Problem to work on: Show each line that has the string "name" in it.
---------- Data to process
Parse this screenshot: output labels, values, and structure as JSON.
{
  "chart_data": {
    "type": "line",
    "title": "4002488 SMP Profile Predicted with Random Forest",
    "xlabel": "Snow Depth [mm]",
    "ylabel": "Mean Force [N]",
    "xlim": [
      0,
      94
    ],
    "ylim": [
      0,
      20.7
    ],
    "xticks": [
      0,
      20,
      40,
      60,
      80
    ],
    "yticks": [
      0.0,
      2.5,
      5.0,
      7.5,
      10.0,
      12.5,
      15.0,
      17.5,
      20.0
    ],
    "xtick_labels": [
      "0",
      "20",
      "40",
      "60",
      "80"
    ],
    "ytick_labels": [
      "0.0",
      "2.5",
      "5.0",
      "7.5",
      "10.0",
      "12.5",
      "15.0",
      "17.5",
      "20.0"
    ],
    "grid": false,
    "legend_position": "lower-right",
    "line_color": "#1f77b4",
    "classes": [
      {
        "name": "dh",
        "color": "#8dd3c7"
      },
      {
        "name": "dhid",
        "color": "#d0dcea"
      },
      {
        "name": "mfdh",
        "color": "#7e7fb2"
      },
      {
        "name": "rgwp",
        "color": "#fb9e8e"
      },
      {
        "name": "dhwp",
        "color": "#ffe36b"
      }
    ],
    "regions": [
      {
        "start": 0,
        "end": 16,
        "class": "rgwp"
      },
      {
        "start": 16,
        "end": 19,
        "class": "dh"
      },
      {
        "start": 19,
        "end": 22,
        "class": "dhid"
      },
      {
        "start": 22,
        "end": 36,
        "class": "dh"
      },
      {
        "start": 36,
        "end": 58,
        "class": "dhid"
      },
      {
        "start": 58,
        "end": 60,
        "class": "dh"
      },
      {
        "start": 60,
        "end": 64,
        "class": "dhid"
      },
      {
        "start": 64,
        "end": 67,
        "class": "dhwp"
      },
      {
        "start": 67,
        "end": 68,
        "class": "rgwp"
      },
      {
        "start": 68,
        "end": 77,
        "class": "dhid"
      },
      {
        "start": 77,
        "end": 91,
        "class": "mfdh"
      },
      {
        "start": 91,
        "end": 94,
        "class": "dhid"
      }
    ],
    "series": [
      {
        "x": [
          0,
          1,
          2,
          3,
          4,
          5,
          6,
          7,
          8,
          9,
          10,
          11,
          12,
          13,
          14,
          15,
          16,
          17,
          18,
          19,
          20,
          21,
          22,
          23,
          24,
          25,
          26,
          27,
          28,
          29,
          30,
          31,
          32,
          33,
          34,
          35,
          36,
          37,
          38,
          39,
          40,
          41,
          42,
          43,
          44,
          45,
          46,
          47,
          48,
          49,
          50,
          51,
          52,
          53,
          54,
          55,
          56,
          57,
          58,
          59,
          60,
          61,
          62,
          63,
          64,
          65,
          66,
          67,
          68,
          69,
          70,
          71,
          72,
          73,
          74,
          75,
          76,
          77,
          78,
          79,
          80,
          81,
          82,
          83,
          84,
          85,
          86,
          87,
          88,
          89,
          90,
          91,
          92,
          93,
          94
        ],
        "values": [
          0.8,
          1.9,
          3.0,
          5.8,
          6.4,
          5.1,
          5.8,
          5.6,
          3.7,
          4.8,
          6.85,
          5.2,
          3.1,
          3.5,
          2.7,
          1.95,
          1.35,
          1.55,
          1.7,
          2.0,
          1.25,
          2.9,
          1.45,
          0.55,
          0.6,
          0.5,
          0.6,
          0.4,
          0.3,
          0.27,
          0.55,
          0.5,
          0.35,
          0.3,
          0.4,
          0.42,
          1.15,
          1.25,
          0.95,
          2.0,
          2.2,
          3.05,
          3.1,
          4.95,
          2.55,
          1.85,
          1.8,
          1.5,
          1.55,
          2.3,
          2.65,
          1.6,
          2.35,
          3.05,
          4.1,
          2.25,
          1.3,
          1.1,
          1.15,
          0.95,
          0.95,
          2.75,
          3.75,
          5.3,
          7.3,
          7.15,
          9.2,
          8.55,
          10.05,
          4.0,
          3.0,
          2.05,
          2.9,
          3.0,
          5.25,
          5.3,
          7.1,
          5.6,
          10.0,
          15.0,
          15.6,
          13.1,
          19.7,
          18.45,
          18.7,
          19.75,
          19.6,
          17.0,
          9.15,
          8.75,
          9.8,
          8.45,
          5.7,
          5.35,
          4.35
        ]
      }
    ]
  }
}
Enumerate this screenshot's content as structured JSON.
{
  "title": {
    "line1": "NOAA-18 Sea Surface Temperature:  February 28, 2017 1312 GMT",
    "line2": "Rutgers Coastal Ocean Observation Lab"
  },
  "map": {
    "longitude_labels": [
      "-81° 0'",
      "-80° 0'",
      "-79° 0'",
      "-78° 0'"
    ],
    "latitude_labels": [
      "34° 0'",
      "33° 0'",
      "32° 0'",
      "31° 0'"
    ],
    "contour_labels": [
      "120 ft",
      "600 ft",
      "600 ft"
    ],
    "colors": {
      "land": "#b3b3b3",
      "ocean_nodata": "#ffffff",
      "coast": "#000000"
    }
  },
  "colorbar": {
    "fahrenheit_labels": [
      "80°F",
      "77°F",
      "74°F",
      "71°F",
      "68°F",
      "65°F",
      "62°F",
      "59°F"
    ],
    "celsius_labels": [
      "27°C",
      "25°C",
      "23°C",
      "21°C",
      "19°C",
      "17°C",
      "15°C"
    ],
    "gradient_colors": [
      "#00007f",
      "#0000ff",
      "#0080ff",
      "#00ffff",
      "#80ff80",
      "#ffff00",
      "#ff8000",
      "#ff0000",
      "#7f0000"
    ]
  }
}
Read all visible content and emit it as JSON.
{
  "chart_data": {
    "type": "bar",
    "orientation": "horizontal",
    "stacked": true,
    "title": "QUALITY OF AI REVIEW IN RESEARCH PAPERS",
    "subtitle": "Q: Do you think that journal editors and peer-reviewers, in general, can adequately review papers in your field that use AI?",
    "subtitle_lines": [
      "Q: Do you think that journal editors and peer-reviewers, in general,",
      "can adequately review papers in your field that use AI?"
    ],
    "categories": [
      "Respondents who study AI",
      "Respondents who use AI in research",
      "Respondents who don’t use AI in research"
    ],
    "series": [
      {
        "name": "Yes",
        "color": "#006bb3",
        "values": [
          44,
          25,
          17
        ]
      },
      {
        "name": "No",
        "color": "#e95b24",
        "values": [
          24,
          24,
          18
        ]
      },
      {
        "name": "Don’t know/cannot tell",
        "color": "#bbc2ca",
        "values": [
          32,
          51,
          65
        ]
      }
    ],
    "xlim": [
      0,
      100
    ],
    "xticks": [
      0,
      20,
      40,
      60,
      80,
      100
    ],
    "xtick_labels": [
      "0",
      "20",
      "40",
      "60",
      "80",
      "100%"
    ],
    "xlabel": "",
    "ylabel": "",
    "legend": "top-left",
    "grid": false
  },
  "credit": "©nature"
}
--------------------
Right answer:
        "name": "dh",
        "name": "dhid",
        "name": "mfdh",
        "name": "rgwp",
        "name": "dhwp",
        "name": "Yes",
        "name": "No",
        "name": "Don’t know/cannot tell",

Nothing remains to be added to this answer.